◆ SET EXERCISE
The records are set out below this line. Return exactly the lines from the one containing "Extract all the data from this chart as JSON." through the last, and exclude the pictures.

-- SUPPLIED ENTRIES start --

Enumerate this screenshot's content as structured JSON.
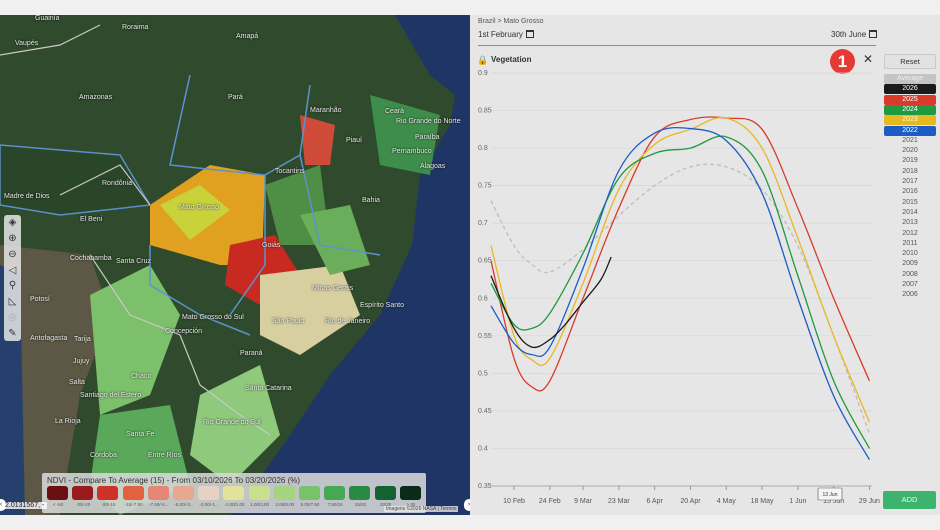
{
  "map": {
    "labels": [
      {
        "text": "Amazonas",
        "cls": "a"
      },
      {
        "text": "Pará",
        "cls": "b"
      },
      {
        "text": "Amapá",
        "cls": "c"
      },
      {
        "text": "Roraima",
        "cls": "d"
      },
      {
        "text": "Maranhão",
        "cls": "e"
      },
      {
        "text": "Piauí",
        "cls": "f"
      },
      {
        "text": "Ceará",
        "cls": "g"
      },
      {
        "text": "Rio Grande do Norte",
        "cls": "h"
      },
      {
        "text": "Paraíba",
        "cls": "i"
      },
      {
        "text": "Pernambuco",
        "cls": "j"
      },
      {
        "text": "Alagoas",
        "cls": "k"
      },
      {
        "text": "Bahia",
        "cls": "l"
      },
      {
        "text": "Tocantins",
        "cls": "m"
      },
      {
        "text": "Mato Grosso",
        "cls": "n"
      },
      {
        "text": "Rondônia",
        "cls": "o"
      },
      {
        "text": "El Beni",
        "cls": "p"
      },
      {
        "text": "Madre de Dios",
        "cls": "q"
      },
      {
        "text": "Goiás",
        "cls": "r"
      },
      {
        "text": "Minas Gerais",
        "cls": "s"
      },
      {
        "text": "Espírito Santo",
        "cls": "t"
      },
      {
        "text": "Mato Grosso do Sul",
        "cls": "u"
      },
      {
        "text": "São Paulo",
        "cls": "v"
      },
      {
        "text": "Rio de Janeiro",
        "cls": "w"
      },
      {
        "text": "Paraná",
        "cls": "x"
      },
      {
        "text": "Santa Catarina",
        "cls": "y"
      },
      {
        "text": "Rio Grande do Sul",
        "cls": "z"
      },
      {
        "text": "Santiago del Estero",
        "cls": "aa"
      },
      {
        "text": "Chaco",
        "cls": "ab"
      },
      {
        "text": "Santa Fe",
        "cls": "ac"
      },
      {
        "text": "Córdoba",
        "cls": "ad"
      },
      {
        "text": "La Rioja",
        "cls": "ae"
      },
      {
        "text": "Salta",
        "cls": "af"
      },
      {
        "text": "Jujuy",
        "cls": "ag"
      },
      {
        "text": "Antofagasta",
        "cls": "ah"
      },
      {
        "text": "Potosí",
        "cls": "ai"
      },
      {
        "text": "Tarija",
        "cls": "aj"
      },
      {
        "text": "Santa Cruz",
        "cls": "ak"
      },
      {
        "text": "Cochabamba",
        "cls": "al"
      },
      {
        "text": "Vaupés",
        "cls": "am"
      },
      {
        "text": "Guainía",
        "cls": "an"
      },
      {
        "text": "Concepción",
        "cls": "ao"
      },
      {
        "text": "Entre Ríos",
        "cls": "ap"
      }
    ],
    "toolbar": [
      "layers-icon",
      "zoom-in-icon",
      "zoom-out-icon",
      "navigate-icon",
      "search-icon",
      "measure-icon",
      "locate-icon",
      "draw-icon"
    ],
    "coords": "2.0131567, -",
    "attribution": "Imagens ©2026 NASA | Termos",
    "legend": {
      "title": "NDVI - Compare To Average (15) - From 03/10/2026 To 03/20/2026 (%)",
      "items": [
        {
          "label": "< -50",
          "color": "#6b0f12"
        },
        {
          "label": "-30/-20",
          "color": "#9b1a1c"
        },
        {
          "label": "-20/-15",
          "color": "#cc3228"
        },
        {
          "label": "-15/-7.50",
          "color": "#e0623f"
        },
        {
          "label": "-7.50/-5...",
          "color": "#e58677"
        },
        {
          "label": "-5.00/-3...",
          "color": "#e8a890"
        },
        {
          "label": "-3.00/-1...",
          "color": "#e6d2c4"
        },
        {
          "label": "-1.00/1.00",
          "color": "#e2e29a"
        },
        {
          "label": "1.00/3.00",
          "color": "#c9df8c"
        },
        {
          "label": "3.00/5.00",
          "color": "#a5d47e"
        },
        {
          "label": "5.00/7.50",
          "color": "#78c26a"
        },
        {
          "label": "7.50/15",
          "color": "#45a853"
        },
        {
          "label": "15/20",
          "color": "#2a8a43"
        },
        {
          "label": "20/30",
          "color": "#136332"
        },
        {
          "label": "> 30",
          "color": "#0b2a1a"
        }
      ]
    }
  },
  "panel": {
    "breadcrumb": "Brazil > Mato Grosso",
    "start_date": "1st February",
    "end_date": "30th June",
    "title": "Vegetation",
    "badge": "1",
    "close": "✕",
    "reset": "Reset",
    "add": "ADD",
    "tooltip": "13 Jun",
    "years": [
      {
        "label": "Average",
        "bg": "#c4c4c4",
        "fg": "#eeeeee"
      },
      {
        "label": "2026",
        "bg": "#1a1a1a",
        "fg": "#ffffff"
      },
      {
        "label": "2025",
        "bg": "#d93a2b",
        "fg": "#ffffff"
      },
      {
        "label": "2024",
        "bg": "#1f9a3e",
        "fg": "#ffffff"
      },
      {
        "label": "2023",
        "bg": "#e8b820",
        "fg": "#fff6cc"
      },
      {
        "label": "2022",
        "bg": "#1c5cc4",
        "fg": "#ffffff"
      },
      {
        "label": "2021"
      },
      {
        "label": "2020"
      },
      {
        "label": "2019"
      },
      {
        "label": "2018"
      },
      {
        "label": "2017"
      },
      {
        "label": "2016"
      },
      {
        "label": "2015"
      },
      {
        "label": "2014"
      },
      {
        "label": "2013"
      },
      {
        "label": "2012"
      },
      {
        "label": "2011"
      },
      {
        "label": "2010"
      },
      {
        "label": "2009"
      },
      {
        "label": "2008"
      },
      {
        "label": "2007"
      },
      {
        "label": "2006"
      }
    ]
  },
  "chart_data": {
    "type": "line",
    "title": "Vegetation",
    "ylim": [
      0.35,
      0.9
    ],
    "yticks": [
      "0.9",
      "0.85",
      "0.8",
      "0.75",
      "0.7",
      "0.65",
      "0.6",
      "0.55",
      "0.5",
      "0.45",
      "0.4",
      "0.35"
    ],
    "xlim": [
      "2026-02-01",
      "2026-06-30"
    ],
    "xticks": [
      {
        "label": "10 Feb",
        "date": "2026-02-10"
      },
      {
        "label": "24 Feb",
        "date": "2026-02-24"
      },
      {
        "label": "9 Mar",
        "date": "2026-03-09"
      },
      {
        "label": "23 Mar",
        "date": "2026-03-23"
      },
      {
        "label": "6 Apr",
        "date": "2026-04-06"
      },
      {
        "label": "20 Apr",
        "date": "2026-04-20"
      },
      {
        "label": "4 May",
        "date": "2026-05-04"
      },
      {
        "label": "18 May",
        "date": "2026-05-18"
      },
      {
        "label": "1 Jun",
        "date": "2026-06-01"
      },
      {
        "label": "15 Jun",
        "date": "2026-06-15"
      },
      {
        "label": "29 Jun",
        "date": "2026-06-29"
      }
    ],
    "grid": true,
    "legend": "right",
    "x": [
      "2026-02-01",
      "2026-02-10",
      "2026-02-17",
      "2026-02-24",
      "2026-03-09",
      "2026-03-23",
      "2026-04-06",
      "2026-04-20",
      "2026-05-04",
      "2026-05-18",
      "2026-06-01",
      "2026-06-15",
      "2026-06-29"
    ],
    "series": [
      {
        "name": "Average",
        "color": "#bdbdbd",
        "dashed": true,
        "values": [
          0.73,
          0.67,
          0.645,
          0.635,
          0.665,
          0.71,
          0.75,
          0.775,
          0.775,
          0.745,
          0.67,
          0.55,
          0.42
        ]
      },
      {
        "name": "2025",
        "color": "#d93a2b",
        "values": [
          0.65,
          0.52,
          0.482,
          0.49,
          0.6,
          0.72,
          0.815,
          0.838,
          0.84,
          0.825,
          0.72,
          0.6,
          0.49
        ]
      },
      {
        "name": "2023",
        "color": "#e8b820",
        "values": [
          0.67,
          0.55,
          0.518,
          0.52,
          0.62,
          0.745,
          0.805,
          0.825,
          0.84,
          0.8,
          0.68,
          0.55,
          0.435
        ]
      },
      {
        "name": "2024",
        "color": "#1f9a3e",
        "values": [
          0.62,
          0.565,
          0.56,
          0.58,
          0.66,
          0.76,
          0.793,
          0.8,
          0.815,
          0.77,
          0.63,
          0.49,
          0.4
        ]
      },
      {
        "name": "2022",
        "color": "#1c5cc4",
        "values": [
          0.59,
          0.54,
          0.525,
          0.535,
          0.64,
          0.77,
          0.82,
          0.826,
          0.81,
          0.74,
          0.6,
          0.47,
          0.385
        ]
      },
      {
        "name": "2026",
        "color": "#1a1a1a",
        "x": [
          "2026-02-01",
          "2026-02-10",
          "2026-02-17",
          "2026-02-24",
          "2026-03-02",
          "2026-03-09",
          "2026-03-16",
          "2026-03-20"
        ],
        "values": [
          0.63,
          0.56,
          0.535,
          0.545,
          0.565,
          0.595,
          0.625,
          0.655
        ]
      }
    ]
  }
}
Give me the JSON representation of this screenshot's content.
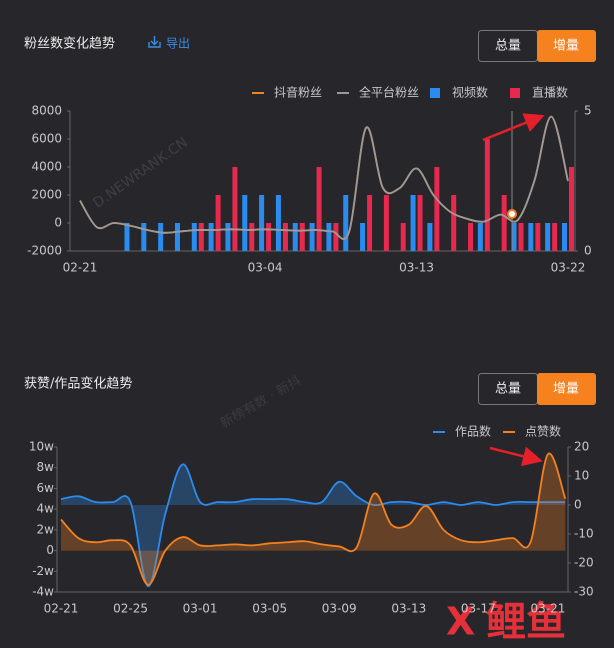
{
  "panels": [
    {
      "title": "粉丝数变化趋势",
      "export": "导出",
      "buttons": [
        "总量",
        "增量"
      ]
    },
    {
      "title": "获赞/作品变化趋势",
      "buttons": [
        "总量",
        "增量"
      ]
    }
  ],
  "watermarks": [
    "D.NEWRANK.CN",
    "新榜有数 · 新抖"
  ],
  "logo": "鲤鱼",
  "chart_data": [
    {
      "type": "combo",
      "categories": [
        "02-21",
        null,
        null,
        null,
        null,
        null,
        null,
        null,
        null,
        null,
        null,
        "03-04",
        null,
        null,
        null,
        null,
        null,
        null,
        null,
        null,
        "03-13",
        null,
        null,
        null,
        null,
        null,
        null,
        null,
        null,
        "03-22"
      ],
      "ylim": [
        -2000,
        8000
      ],
      "yticks": [
        -2000,
        0,
        2000,
        4000,
        6000,
        8000
      ],
      "y2lim": [
        0,
        5
      ],
      "y2ticks": [
        0,
        5
      ],
      "series": [
        {
          "name": "抖音粉丝",
          "type": "line",
          "color": "#f5811f",
          "values": [
            1600,
            -300,
            0,
            -200,
            -500,
            -700,
            -600,
            -500,
            -500,
            -450,
            -500,
            -450,
            -500,
            -550,
            -500,
            -600,
            -600,
            6800,
            2500,
            2500,
            3900,
            2000,
            800,
            300,
            100,
            600,
            200,
            3000,
            7600,
            3000
          ]
        },
        {
          "name": "全平台粉丝",
          "type": "line",
          "color": "#9a9a9a",
          "values": [
            1600,
            -300,
            0,
            -200,
            -500,
            -700,
            -600,
            -500,
            -500,
            -450,
            -500,
            -450,
            -500,
            -550,
            -500,
            -600,
            -600,
            6800,
            2500,
            2500,
            3900,
            2000,
            800,
            300,
            100,
            600,
            200,
            3000,
            7600,
            3000
          ]
        },
        {
          "name": "视频数",
          "type": "bar",
          "axis": "y2",
          "color": "#2b8cf0",
          "values": [
            0,
            0,
            0,
            1,
            1,
            1,
            1,
            1,
            1,
            1,
            2,
            2,
            2,
            1,
            1,
            1,
            2,
            1,
            0,
            0,
            2,
            1,
            0,
            0,
            1,
            0,
            1,
            1,
            1,
            1
          ]
        },
        {
          "name": "直播数",
          "type": "bar",
          "axis": "y2",
          "color": "#e8294f",
          "values": [
            0,
            0,
            0,
            0,
            0,
            0,
            0,
            1,
            2,
            3,
            1,
            1,
            1,
            1,
            3,
            1,
            0,
            2,
            2,
            1,
            2,
            3,
            2,
            1,
            4,
            2,
            1,
            1,
            1,
            3
          ]
        }
      ]
    },
    {
      "type": "combo",
      "categories": [
        "02-21",
        null,
        null,
        null,
        "02-25",
        null,
        null,
        null,
        "03-01",
        null,
        null,
        null,
        "03-05",
        null,
        null,
        null,
        "03-09",
        null,
        null,
        null,
        "03-13",
        null,
        null,
        null,
        "03-17",
        null,
        null,
        null,
        "03-21",
        null
      ],
      "ylim": [
        -4,
        10
      ],
      "yticks": [
        {
          "value": -4,
          "label": "-4w"
        },
        {
          "value": -2,
          "label": "-2w"
        },
        0,
        {
          "value": 2,
          "label": "2w"
        },
        {
          "value": 4,
          "label": "4w"
        },
        {
          "value": 6,
          "label": "6w"
        },
        {
          "value": 8,
          "label": "8w"
        },
        {
          "value": 10,
          "label": "10w"
        }
      ],
      "y2lim": [
        -30,
        20
      ],
      "y2ticks": [
        -30,
        -20,
        -10,
        0,
        10,
        20
      ],
      "series": [
        {
          "name": "作品数",
          "type": "area",
          "axis": "y2",
          "color": "#2b8cf0",
          "values": [
            2,
            3,
            1,
            1,
            1,
            -28,
            -3,
            14,
            1,
            1,
            1,
            2,
            2,
            2,
            1,
            1,
            8,
            3,
            0,
            1,
            1,
            0,
            1,
            0,
            1,
            0,
            1,
            1,
            1,
            1
          ]
        },
        {
          "name": "点赞数",
          "type": "area",
          "color": "#f5811f",
          "values": [
            3,
            1.2,
            0.8,
            1,
            0.5,
            -3.3,
            0,
            1.3,
            0.5,
            0.5,
            0.6,
            0.5,
            0.7,
            0.8,
            0.9,
            0.6,
            0.4,
            0.3,
            5.5,
            2.5,
            2.5,
            4.3,
            2,
            1,
            0.8,
            1,
            1.2,
            0.8,
            9.3,
            5
          ]
        }
      ]
    }
  ]
}
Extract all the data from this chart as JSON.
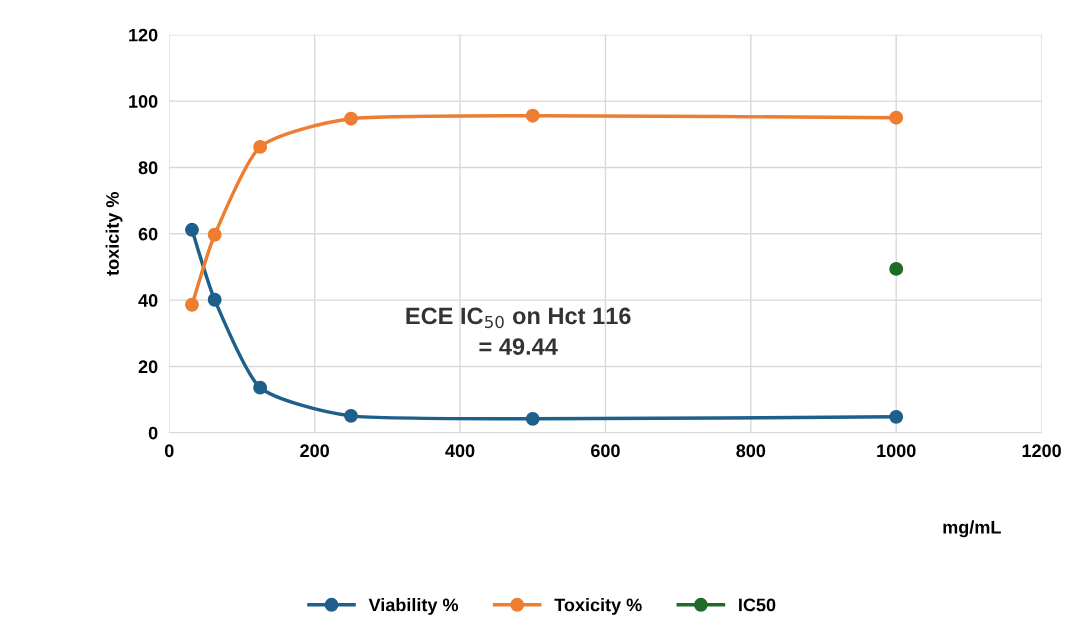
{
  "chart_data": {
    "type": "line",
    "xlabel": "mg/mL",
    "ylabel": "toxicity %",
    "xlim": [
      0,
      1200
    ],
    "xticks": [
      0,
      200,
      400,
      600,
      800,
      1000,
      1200
    ],
    "ylim": [
      0,
      120
    ],
    "yticks": [
      0,
      20,
      40,
      60,
      80,
      100,
      120
    ],
    "grid": true,
    "legend": "bottom",
    "marker": "circle",
    "series": [
      {
        "name": "Viability %",
        "color": "#1f5f8b",
        "x": [
          31.25,
          62.5,
          125,
          250,
          500,
          1000
        ],
        "values": [
          61.2,
          40.1,
          13.6,
          5.1,
          4.2,
          4.8
        ]
      },
      {
        "name": "Toxicity %",
        "color": "#ed7d31",
        "x": [
          31.25,
          62.5,
          125,
          250,
          500,
          1000
        ],
        "values": [
          38.6,
          59.7,
          86.2,
          94.7,
          95.6,
          95.0
        ]
      },
      {
        "name": "IC50",
        "type": "scatter",
        "color": "#1e6b2a",
        "x": [
          1000
        ],
        "values": [
          49.4
        ]
      }
    ],
    "annotations": [
      "ECE IC$_{50}$ on Hct 116\n= 49.44"
    ]
  }
}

-- SUPPLIED ENTRIES end --

◆ EXERCISE RESPONSE
Extract all the data from this chart as JSON.
{
  "chart_data": {
    "type": "line",
    "xlabel": "mg/mL",
    "ylabel": "toxicity %",
    "xlim": [
      0,
      1200
    ],
    "xticks": [
      0,
      200,
      400,
      600,
      800,
      1000,
      1200
    ],
    "ylim": [
      0,
      120
    ],
    "yticks": [
      0,
      20,
      40,
      60,
      80,
      100,
      120
    ],
    "grid": true,
    "legend": "bottom",
    "marker": "circle",
    "series": [
      {
        "name": "Viability %",
        "color": "#1f5f8b",
        "x": [
          31.25,
          62.5,
          125,
          250,
          500,
          1000
        ],
        "values": [
          61.2,
          40.1,
          13.6,
          5.1,
          4.2,
          4.8
        ]
      },
      {
        "name": "Toxicity %",
        "color": "#ed7d31",
        "x": [
          31.25,
          62.5,
          125,
          250,
          500,
          1000
        ],
        "values": [
          38.6,
          59.7,
          86.2,
          94.7,
          95.6,
          95.0
        ]
      },
      {
        "name": "IC50",
        "type": "scatter",
        "color": "#1e6b2a",
        "x": [
          1000
        ],
        "values": [
          49.4
        ]
      }
    ],
    "annotations": [
      "ECE IC$_{50}$ on Hct 116\n= 49.44"
    ]
  }
}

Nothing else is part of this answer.